Turn the entries into a Markdown table with the columns Row and Line, leaving out blank lines. Begin at the first line of the entries and stop after the line that contains "button[interactable]: Back bbox=[4, 3, 20, 19]".
☆ ☆ ☆ ☆ ☆ ☆ ☆
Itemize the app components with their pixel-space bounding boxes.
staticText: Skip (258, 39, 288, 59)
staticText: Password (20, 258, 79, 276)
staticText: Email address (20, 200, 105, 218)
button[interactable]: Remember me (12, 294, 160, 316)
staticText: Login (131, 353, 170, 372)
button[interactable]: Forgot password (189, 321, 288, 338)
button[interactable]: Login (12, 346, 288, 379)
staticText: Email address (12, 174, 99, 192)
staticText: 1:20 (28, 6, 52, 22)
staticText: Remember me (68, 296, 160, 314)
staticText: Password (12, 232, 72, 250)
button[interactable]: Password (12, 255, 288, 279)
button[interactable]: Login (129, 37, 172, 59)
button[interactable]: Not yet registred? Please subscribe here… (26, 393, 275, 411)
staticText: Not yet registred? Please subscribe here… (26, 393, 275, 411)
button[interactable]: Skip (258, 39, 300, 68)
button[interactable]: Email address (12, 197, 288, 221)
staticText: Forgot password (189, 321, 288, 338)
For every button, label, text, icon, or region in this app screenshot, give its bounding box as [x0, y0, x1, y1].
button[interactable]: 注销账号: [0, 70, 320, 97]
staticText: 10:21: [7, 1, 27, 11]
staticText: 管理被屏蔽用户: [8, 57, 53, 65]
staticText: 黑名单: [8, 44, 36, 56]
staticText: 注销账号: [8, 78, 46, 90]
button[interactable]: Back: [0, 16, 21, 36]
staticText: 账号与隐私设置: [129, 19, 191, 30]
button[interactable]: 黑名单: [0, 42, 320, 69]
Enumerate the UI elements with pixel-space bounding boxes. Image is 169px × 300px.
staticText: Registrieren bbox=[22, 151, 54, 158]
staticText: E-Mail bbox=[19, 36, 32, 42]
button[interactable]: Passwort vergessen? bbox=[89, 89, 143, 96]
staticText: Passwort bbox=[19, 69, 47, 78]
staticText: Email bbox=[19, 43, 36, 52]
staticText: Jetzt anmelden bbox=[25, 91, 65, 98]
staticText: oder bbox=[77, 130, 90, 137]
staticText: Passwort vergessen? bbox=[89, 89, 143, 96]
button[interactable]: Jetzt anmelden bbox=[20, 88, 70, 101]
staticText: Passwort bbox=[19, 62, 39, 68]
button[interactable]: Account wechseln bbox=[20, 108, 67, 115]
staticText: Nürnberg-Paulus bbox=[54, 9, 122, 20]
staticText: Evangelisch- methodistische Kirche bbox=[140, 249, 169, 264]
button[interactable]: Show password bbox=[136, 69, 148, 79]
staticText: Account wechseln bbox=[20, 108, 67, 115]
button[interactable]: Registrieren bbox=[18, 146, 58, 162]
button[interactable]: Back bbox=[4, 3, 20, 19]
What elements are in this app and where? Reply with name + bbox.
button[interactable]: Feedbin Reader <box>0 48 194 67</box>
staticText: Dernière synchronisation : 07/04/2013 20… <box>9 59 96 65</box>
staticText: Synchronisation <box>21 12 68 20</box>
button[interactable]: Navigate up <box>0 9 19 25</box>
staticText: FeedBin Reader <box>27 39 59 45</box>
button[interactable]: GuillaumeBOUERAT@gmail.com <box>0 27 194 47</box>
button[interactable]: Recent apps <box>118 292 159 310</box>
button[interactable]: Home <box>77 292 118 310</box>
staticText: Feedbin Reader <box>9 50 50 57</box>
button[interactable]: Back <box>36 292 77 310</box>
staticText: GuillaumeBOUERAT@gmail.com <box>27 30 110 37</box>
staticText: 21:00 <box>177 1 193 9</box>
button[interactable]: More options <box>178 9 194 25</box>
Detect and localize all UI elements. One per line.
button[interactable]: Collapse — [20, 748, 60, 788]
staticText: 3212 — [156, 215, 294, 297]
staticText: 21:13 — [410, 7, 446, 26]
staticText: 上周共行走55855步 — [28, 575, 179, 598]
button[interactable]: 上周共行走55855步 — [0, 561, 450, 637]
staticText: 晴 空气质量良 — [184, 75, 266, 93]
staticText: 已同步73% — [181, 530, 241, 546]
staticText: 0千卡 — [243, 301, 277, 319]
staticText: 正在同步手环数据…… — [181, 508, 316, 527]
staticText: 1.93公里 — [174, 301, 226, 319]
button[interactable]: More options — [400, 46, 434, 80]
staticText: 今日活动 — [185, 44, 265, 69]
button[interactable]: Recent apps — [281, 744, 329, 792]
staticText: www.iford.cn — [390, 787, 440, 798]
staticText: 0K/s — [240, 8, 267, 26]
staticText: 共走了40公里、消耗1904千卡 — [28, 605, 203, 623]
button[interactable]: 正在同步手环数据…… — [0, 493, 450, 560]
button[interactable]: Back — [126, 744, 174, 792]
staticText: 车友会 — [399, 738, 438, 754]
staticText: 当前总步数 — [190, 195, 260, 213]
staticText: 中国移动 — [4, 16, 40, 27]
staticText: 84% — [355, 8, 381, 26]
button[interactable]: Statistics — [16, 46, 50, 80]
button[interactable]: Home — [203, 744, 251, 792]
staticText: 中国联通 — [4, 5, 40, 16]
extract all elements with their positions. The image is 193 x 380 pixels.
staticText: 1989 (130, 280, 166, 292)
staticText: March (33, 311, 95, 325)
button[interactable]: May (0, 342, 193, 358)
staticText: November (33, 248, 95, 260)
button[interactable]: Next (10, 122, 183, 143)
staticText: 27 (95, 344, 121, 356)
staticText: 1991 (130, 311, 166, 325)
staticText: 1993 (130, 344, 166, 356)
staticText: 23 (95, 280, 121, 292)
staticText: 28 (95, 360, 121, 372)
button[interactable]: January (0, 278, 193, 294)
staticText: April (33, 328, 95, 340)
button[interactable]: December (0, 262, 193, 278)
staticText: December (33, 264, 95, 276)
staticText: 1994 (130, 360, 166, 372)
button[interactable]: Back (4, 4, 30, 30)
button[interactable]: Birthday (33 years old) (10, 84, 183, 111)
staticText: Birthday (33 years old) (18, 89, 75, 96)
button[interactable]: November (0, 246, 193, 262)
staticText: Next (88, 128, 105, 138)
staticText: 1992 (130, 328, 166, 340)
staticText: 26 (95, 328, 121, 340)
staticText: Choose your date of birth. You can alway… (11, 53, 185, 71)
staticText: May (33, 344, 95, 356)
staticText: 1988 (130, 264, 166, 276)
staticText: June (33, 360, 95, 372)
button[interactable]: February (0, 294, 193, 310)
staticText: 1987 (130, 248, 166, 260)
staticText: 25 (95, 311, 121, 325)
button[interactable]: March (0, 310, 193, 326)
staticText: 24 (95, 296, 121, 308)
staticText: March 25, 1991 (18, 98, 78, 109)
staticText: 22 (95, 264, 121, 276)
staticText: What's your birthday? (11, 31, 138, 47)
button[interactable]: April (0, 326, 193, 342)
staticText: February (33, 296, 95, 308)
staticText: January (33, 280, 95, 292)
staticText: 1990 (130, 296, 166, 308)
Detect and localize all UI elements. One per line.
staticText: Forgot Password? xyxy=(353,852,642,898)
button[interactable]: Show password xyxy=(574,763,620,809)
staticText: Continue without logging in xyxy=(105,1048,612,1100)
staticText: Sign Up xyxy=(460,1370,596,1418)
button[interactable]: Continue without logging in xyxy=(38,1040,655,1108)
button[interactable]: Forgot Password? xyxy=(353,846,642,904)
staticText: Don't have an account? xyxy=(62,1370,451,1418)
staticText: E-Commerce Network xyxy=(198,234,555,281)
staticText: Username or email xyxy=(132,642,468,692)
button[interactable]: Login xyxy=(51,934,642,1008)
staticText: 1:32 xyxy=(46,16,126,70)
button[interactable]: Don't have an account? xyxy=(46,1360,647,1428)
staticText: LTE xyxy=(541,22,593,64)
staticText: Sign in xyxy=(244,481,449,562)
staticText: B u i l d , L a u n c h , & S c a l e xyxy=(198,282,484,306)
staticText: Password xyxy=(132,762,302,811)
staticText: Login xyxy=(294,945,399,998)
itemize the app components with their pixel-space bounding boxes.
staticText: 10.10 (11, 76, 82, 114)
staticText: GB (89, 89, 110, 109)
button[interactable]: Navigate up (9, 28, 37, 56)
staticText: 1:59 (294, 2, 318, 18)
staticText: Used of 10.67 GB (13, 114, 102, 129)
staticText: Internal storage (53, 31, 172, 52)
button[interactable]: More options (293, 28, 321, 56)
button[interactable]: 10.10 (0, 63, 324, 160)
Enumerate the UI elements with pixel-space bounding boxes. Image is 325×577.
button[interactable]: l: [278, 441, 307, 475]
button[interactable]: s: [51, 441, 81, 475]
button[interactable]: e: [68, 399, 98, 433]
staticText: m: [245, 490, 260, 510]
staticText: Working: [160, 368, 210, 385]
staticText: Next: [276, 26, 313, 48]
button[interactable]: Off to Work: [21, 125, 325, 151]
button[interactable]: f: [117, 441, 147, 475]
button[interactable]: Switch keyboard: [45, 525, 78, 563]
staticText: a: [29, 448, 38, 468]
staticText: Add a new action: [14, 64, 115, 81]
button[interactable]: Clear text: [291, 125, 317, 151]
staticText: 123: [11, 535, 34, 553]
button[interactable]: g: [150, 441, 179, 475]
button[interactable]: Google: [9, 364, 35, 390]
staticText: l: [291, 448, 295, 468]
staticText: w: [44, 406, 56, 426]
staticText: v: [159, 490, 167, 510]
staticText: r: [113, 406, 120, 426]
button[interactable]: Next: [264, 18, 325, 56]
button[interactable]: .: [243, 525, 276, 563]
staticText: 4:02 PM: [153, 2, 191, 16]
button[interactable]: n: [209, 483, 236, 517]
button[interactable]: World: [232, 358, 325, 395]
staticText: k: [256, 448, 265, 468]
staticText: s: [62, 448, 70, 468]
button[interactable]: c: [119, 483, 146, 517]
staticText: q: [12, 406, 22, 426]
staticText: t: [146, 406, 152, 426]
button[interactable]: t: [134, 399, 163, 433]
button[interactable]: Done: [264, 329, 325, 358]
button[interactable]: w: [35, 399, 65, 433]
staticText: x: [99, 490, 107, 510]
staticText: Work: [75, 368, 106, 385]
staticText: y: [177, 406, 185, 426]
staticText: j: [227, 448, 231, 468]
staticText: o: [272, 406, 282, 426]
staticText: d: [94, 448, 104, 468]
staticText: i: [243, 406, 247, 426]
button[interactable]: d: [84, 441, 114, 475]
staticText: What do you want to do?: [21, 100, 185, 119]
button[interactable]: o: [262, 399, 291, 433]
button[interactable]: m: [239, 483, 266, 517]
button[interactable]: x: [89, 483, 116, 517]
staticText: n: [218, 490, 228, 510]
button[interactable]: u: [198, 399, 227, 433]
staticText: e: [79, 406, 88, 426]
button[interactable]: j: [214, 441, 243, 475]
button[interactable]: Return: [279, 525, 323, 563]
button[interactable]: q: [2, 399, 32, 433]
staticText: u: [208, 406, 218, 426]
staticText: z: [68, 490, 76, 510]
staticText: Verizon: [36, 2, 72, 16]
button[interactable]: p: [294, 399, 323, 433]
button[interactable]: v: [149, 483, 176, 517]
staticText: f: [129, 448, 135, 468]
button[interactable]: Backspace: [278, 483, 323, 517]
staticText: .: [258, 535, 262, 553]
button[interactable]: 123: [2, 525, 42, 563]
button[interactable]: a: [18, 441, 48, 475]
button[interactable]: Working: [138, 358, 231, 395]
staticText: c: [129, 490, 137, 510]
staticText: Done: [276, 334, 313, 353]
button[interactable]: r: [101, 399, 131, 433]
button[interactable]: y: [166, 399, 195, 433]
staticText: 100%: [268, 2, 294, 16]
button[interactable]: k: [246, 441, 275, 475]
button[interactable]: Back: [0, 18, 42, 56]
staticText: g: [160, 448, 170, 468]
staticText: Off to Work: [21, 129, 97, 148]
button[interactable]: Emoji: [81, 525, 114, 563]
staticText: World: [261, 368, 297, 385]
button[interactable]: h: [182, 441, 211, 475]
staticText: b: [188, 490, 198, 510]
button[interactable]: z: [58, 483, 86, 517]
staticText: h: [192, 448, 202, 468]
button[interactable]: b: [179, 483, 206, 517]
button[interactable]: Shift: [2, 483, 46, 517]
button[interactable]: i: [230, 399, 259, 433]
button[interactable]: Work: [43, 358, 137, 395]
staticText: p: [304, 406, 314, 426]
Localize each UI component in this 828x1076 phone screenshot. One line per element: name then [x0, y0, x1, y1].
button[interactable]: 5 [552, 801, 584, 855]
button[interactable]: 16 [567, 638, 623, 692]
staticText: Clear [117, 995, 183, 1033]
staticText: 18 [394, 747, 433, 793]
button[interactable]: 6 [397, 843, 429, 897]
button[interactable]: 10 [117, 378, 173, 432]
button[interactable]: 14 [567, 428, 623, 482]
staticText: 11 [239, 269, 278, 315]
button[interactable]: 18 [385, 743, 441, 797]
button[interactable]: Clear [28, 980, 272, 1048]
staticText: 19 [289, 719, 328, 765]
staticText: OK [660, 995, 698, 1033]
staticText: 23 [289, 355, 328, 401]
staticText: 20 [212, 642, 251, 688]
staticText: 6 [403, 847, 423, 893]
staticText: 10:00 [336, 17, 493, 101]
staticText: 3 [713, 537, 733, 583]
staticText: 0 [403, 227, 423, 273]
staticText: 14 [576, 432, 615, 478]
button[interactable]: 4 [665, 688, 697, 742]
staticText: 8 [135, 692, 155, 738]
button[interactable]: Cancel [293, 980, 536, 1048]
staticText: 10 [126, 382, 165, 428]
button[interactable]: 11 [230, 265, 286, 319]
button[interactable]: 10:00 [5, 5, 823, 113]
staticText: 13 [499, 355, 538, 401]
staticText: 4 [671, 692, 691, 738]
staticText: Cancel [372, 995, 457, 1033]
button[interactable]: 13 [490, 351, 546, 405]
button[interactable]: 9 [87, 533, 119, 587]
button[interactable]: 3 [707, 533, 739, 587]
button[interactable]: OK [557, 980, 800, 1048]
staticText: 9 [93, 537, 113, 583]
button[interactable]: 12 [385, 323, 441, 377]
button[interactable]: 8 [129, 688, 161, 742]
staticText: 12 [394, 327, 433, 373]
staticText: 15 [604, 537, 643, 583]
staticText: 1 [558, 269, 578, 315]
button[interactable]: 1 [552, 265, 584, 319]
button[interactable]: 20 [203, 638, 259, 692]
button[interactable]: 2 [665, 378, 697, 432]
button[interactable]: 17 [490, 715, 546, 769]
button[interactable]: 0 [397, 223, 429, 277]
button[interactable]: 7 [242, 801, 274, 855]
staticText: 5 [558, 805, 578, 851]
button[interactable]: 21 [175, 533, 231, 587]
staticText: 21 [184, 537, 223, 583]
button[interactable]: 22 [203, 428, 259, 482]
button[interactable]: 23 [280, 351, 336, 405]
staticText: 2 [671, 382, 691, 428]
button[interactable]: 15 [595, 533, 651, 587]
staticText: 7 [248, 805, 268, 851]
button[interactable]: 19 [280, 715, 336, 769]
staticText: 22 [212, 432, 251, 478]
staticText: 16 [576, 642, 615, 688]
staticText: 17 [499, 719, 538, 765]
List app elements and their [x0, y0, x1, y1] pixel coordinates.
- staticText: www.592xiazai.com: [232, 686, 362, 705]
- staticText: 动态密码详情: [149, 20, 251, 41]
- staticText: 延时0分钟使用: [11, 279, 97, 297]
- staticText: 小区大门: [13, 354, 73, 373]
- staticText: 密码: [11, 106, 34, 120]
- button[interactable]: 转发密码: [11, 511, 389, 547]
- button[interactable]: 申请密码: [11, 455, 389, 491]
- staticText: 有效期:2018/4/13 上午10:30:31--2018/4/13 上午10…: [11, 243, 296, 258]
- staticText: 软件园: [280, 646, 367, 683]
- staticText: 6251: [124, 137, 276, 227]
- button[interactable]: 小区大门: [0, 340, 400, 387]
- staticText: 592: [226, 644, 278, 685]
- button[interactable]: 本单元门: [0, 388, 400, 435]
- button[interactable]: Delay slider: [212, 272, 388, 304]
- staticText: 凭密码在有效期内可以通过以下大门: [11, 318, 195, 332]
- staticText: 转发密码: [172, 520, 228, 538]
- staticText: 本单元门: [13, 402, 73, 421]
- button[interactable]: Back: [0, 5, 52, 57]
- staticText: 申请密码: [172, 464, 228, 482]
☆ ☆ ☆ ☆ ☆ ☆ ☆
# [Task answer]
| Row | Line |
|---|---|
| 1 | Itemize the app components with their pixel-space bounding boxes. |
| 2 | staticText: Skip (258, 39, 288, 59) |
| 3 | staticText: Password (20, 258, 79, 276) |
| 4 | staticText: Email address (20, 200, 105, 218) |
| 5 | button[interactable]: Remember me (12, 294, 160, 316) |
| 6 | staticText: Login (131, 353, 170, 372) |
| 7 | button[interactable]: Forgot password (189, 321, 288, 338) |
| 8 | button[interactable]: Login (12, 346, 288, 379) |
| 9 | staticText: Email address (12, 174, 99, 192) |
| 10 | staticText: 1:20 (28, 6, 52, 22) |
| 11 | staticText: Remember me (68, 296, 160, 314) |
| 12 | staticText: Password (12, 232, 72, 250) |
| 13 | button[interactable]: Password (12, 255, 288, 279) |
| 14 | button[interactable]: Login (129, 37, 172, 59) |
| 15 | button[interactable]: Not yet registred? Please subscribe here… (26, 393, 275, 411) |
| 16 | staticText: Not yet registred? Please subscribe here… (26, 393, 275, 411) |
| 17 | button[interactable]: Skip (258, 39, 300, 68) |
| 18 | button[interactable]: Email address (12, 197, 288, 221) |
| 19 | staticText: Forgot password (189, 321, 288, 338) |
| 20 | For every button, label, text, icon, or region in this app screenshot, give its bounding box as [x0, y0, x1, y1]. |
| 21 | button[interactable]: 注销账号: [0, 70, 320, 97] |
| 22 | staticText: 10:21: [7, 1, 27, 11] |
| 23 | staticText: 管理被屏蔽用户: [8, 57, 53, 65] |
| 24 | staticText: 黑名单: [8, 44, 36, 56] |
| 25 | staticText: 注销账号: [8, 78, 46, 90] |
| 26 | button[interactable]: Back: [0, 16, 21, 36] |
| 27 | staticText: 账号与隐私设置: [129, 19, 191, 30] |
| 28 | button[interactable]: 黑名单: [0, 42, 320, 69] |
| 29 | Enumerate the UI elements with pixel-space bounding boxes. Image is 169px × 300px. |
| 30 | staticText: Registrieren bbox=[22, 151, 54, 158] |
| 31 | staticText: E-Mail bbox=[19, 36, 32, 42] |
| 32 | button[interactable]: Passwort vergessen? bbox=[89, 89, 143, 96] |
| 33 | staticText: Passwort bbox=[19, 69, 47, 78] |
| 34 | staticText: Email bbox=[19, 43, 36, 52] |
| 35 | staticText: Jetzt anmelden bbox=[25, 91, 65, 98] |
| 36 | staticText: oder bbox=[77, 130, 90, 137] |
| 37 | staticText: Passwort vergessen? bbox=[89, 89, 143, 96] |
| 38 | button[interactable]: Jetzt anmelden bbox=[20, 88, 70, 101] |
| 39 | staticText: Passwort bbox=[19, 62, 39, 68] |
| 40 | button[interactable]: Account wechseln bbox=[20, 108, 67, 115] |
| 41 | staticText: Nürnberg-Paulus bbox=[54, 9, 122, 20] |
| 42 | staticText: Evangelisch- methodistische Kirche bbox=[140, 249, 169, 264] |
| 43 | button[interactable]: Show password bbox=[136, 69, 148, 79] |
| 44 | staticText: Account wechseln bbox=[20, 108, 67, 115] |
| 45 | button[interactable]: Registrieren bbox=[18, 146, 58, 162] |
| 46 | button[interactable]: Back bbox=[4, 3, 20, 19] |